SET TASK. Find how many lines contain the word "video" and state that number alone.

DATA SHOWN.
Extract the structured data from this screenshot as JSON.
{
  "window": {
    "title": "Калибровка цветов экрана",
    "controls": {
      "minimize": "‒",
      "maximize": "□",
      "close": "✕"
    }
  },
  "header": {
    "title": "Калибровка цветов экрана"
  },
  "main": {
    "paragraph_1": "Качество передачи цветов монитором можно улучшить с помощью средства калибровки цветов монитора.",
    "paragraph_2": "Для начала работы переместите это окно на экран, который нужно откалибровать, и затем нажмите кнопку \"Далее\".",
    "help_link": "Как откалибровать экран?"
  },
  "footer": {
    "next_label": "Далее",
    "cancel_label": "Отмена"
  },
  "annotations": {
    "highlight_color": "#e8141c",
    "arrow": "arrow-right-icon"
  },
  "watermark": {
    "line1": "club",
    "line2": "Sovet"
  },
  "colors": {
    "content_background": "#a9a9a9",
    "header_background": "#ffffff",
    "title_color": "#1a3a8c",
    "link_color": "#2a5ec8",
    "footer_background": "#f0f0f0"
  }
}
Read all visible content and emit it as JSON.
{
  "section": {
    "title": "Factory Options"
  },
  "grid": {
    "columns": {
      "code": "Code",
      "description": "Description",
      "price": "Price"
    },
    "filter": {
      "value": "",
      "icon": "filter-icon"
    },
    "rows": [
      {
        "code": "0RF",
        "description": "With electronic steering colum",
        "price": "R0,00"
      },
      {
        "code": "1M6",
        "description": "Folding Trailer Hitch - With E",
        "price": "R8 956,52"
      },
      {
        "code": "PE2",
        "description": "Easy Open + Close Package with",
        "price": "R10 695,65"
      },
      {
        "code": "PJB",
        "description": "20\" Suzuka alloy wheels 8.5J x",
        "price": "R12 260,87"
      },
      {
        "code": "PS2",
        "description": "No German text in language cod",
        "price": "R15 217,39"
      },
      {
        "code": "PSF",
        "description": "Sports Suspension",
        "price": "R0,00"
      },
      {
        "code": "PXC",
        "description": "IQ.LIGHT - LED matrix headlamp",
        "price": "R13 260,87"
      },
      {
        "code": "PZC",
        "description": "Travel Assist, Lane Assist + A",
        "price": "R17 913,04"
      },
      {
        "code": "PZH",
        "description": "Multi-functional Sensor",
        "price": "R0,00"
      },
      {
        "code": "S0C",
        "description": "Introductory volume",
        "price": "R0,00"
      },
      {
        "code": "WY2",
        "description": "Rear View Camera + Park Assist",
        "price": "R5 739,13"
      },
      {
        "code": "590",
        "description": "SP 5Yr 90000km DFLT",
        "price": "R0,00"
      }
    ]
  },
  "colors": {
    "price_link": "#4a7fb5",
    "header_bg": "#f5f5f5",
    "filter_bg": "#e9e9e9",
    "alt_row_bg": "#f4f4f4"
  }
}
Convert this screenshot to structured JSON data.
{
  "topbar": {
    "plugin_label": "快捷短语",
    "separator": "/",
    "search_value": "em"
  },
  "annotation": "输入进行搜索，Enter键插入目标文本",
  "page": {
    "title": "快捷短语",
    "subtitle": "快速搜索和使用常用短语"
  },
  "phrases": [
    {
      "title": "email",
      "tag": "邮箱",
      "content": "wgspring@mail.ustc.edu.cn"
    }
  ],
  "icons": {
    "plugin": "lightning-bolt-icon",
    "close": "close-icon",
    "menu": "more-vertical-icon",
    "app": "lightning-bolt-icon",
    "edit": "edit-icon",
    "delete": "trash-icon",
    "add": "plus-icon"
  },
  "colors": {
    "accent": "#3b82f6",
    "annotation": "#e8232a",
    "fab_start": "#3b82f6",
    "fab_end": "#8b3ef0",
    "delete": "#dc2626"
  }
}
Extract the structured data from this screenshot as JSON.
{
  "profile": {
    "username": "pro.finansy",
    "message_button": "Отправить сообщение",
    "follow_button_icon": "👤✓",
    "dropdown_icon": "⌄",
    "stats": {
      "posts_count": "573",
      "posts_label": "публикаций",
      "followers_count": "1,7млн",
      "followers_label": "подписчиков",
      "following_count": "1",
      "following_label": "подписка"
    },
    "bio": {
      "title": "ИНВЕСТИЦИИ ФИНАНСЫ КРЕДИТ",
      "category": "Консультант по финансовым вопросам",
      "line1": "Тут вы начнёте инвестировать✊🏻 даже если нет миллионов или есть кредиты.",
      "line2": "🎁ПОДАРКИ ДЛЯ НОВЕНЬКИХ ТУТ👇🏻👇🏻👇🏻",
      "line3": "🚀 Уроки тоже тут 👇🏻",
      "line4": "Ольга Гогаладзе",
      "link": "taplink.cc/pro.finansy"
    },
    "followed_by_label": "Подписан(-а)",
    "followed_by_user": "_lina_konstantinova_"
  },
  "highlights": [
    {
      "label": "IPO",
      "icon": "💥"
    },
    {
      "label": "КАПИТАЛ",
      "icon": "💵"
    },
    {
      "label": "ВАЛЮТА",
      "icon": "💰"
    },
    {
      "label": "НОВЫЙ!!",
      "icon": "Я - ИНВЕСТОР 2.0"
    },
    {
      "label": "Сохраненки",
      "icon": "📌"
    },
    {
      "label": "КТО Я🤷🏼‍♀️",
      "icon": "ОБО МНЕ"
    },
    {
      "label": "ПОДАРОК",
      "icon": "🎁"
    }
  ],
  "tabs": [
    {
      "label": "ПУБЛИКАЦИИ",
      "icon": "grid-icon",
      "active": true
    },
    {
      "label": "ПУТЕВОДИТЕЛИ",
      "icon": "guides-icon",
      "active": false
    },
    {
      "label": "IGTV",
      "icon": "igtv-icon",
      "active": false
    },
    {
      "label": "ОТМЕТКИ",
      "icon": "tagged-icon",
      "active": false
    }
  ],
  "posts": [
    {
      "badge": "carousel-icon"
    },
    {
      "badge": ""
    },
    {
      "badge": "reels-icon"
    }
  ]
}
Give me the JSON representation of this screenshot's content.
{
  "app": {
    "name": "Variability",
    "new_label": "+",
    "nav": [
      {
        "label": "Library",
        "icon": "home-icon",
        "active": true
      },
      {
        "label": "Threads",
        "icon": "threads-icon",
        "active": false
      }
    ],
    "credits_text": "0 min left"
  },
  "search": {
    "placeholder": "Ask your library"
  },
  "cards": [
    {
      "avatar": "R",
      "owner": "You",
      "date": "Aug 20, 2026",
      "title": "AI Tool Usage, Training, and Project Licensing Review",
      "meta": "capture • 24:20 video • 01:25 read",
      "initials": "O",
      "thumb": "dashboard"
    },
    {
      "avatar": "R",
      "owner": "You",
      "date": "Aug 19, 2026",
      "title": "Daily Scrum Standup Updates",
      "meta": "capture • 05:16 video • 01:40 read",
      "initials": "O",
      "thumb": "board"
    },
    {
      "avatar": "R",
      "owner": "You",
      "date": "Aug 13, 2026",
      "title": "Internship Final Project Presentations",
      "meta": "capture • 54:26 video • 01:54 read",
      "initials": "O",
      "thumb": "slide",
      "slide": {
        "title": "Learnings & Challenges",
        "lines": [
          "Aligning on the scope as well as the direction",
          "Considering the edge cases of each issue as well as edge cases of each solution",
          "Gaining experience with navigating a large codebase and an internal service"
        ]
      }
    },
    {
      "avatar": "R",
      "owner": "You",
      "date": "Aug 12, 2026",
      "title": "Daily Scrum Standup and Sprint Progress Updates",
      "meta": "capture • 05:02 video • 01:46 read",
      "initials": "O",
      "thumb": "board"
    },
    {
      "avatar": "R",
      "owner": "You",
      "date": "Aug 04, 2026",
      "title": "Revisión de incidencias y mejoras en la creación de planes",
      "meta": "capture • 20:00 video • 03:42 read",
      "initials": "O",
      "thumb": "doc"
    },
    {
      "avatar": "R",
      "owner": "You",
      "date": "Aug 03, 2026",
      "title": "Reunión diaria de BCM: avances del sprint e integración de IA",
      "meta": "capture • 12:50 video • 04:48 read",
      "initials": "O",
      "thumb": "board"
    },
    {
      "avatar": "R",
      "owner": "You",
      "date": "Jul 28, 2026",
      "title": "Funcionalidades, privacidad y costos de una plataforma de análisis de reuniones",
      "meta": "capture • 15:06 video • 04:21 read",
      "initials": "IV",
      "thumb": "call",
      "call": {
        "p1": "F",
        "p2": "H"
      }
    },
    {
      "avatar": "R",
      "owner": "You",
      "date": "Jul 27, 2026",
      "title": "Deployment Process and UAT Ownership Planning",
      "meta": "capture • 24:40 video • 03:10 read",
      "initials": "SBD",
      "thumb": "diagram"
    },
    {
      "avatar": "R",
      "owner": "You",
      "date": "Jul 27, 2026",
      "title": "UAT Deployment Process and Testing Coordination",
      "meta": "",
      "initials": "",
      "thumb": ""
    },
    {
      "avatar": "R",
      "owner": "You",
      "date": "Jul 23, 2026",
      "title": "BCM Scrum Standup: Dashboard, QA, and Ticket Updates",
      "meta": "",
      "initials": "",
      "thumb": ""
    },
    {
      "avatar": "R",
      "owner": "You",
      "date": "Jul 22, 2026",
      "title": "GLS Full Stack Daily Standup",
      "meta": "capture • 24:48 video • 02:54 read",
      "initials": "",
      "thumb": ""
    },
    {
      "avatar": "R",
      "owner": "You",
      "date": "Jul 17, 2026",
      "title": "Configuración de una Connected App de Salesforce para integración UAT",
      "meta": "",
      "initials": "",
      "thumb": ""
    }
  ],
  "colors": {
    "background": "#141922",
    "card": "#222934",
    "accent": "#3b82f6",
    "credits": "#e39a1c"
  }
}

RESPONSE FOR THIS EXERCISE. 9